Data entries
=====

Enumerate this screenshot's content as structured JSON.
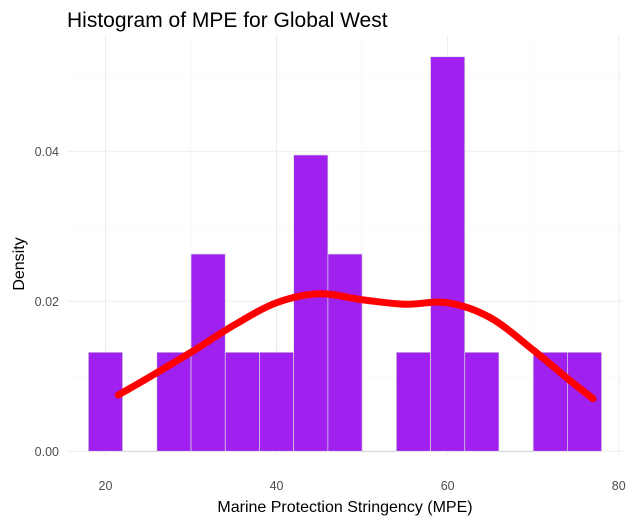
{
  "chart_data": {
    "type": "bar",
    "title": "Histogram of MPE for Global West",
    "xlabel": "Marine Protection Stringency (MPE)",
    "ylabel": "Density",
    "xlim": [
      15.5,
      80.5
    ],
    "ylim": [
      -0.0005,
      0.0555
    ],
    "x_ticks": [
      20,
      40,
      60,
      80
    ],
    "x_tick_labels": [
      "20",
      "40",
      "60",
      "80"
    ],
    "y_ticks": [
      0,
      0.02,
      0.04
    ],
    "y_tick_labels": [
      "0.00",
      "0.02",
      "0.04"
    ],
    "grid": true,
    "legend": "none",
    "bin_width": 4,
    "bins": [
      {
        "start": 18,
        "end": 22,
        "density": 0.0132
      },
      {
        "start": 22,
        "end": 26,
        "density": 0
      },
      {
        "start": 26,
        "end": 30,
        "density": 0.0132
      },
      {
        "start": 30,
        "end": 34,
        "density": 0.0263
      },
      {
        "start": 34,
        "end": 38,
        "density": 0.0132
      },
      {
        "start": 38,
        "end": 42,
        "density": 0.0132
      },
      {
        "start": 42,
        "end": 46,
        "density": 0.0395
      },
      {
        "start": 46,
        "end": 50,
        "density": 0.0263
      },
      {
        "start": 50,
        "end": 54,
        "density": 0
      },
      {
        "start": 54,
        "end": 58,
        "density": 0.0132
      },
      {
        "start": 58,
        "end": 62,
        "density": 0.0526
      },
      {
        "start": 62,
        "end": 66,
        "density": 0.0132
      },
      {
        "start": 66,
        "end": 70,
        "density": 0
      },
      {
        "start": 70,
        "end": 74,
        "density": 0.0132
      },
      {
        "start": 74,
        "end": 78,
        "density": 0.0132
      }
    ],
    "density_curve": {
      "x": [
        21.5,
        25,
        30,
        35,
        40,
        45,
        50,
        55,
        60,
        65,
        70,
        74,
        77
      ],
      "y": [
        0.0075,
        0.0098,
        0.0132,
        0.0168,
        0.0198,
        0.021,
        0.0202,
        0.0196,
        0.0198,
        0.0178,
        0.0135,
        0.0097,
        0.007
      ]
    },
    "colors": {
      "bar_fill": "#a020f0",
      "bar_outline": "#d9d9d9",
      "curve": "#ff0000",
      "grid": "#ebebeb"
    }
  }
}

=====

* PROBLEM DETAILS: Return every line of the records exactly as given, pictures excluded.

* ANSWER TO THE PROBLEM:
Enumerate this screenshot's content as structured JSON.
{
  "chart_data": {
    "type": "bar",
    "title": "Histogram of MPE for Global West",
    "xlabel": "Marine Protection Stringency (MPE)",
    "ylabel": "Density",
    "xlim": [
      15.5,
      80.5
    ],
    "ylim": [
      -0.0005,
      0.0555
    ],
    "x_ticks": [
      20,
      40,
      60,
      80
    ],
    "x_tick_labels": [
      "20",
      "40",
      "60",
      "80"
    ],
    "y_ticks": [
      0,
      0.02,
      0.04
    ],
    "y_tick_labels": [
      "0.00",
      "0.02",
      "0.04"
    ],
    "grid": true,
    "legend": "none",
    "bin_width": 4,
    "bins": [
      {
        "start": 18,
        "end": 22,
        "density": 0.0132
      },
      {
        "start": 22,
        "end": 26,
        "density": 0
      },
      {
        "start": 26,
        "end": 30,
        "density": 0.0132
      },
      {
        "start": 30,
        "end": 34,
        "density": 0.0263
      },
      {
        "start": 34,
        "end": 38,
        "density": 0.0132
      },
      {
        "start": 38,
        "end": 42,
        "density": 0.0132
      },
      {
        "start": 42,
        "end": 46,
        "density": 0.0395
      },
      {
        "start": 46,
        "end": 50,
        "density": 0.0263
      },
      {
        "start": 50,
        "end": 54,
        "density": 0
      },
      {
        "start": 54,
        "end": 58,
        "density": 0.0132
      },
      {
        "start": 58,
        "end": 62,
        "density": 0.0526
      },
      {
        "start": 62,
        "end": 66,
        "density": 0.0132
      },
      {
        "start": 66,
        "end": 70,
        "density": 0
      },
      {
        "start": 70,
        "end": 74,
        "density": 0.0132
      },
      {
        "start": 74,
        "end": 78,
        "density": 0.0132
      }
    ],
    "density_curve": {
      "x": [
        21.5,
        25,
        30,
        35,
        40,
        45,
        50,
        55,
        60,
        65,
        70,
        74,
        77
      ],
      "y": [
        0.0075,
        0.0098,
        0.0132,
        0.0168,
        0.0198,
        0.021,
        0.0202,
        0.0196,
        0.0198,
        0.0178,
        0.0135,
        0.0097,
        0.007
      ]
    },
    "colors": {
      "bar_fill": "#a020f0",
      "bar_outline": "#d9d9d9",
      "curve": "#ff0000",
      "grid": "#ebebeb"
    }
  }
}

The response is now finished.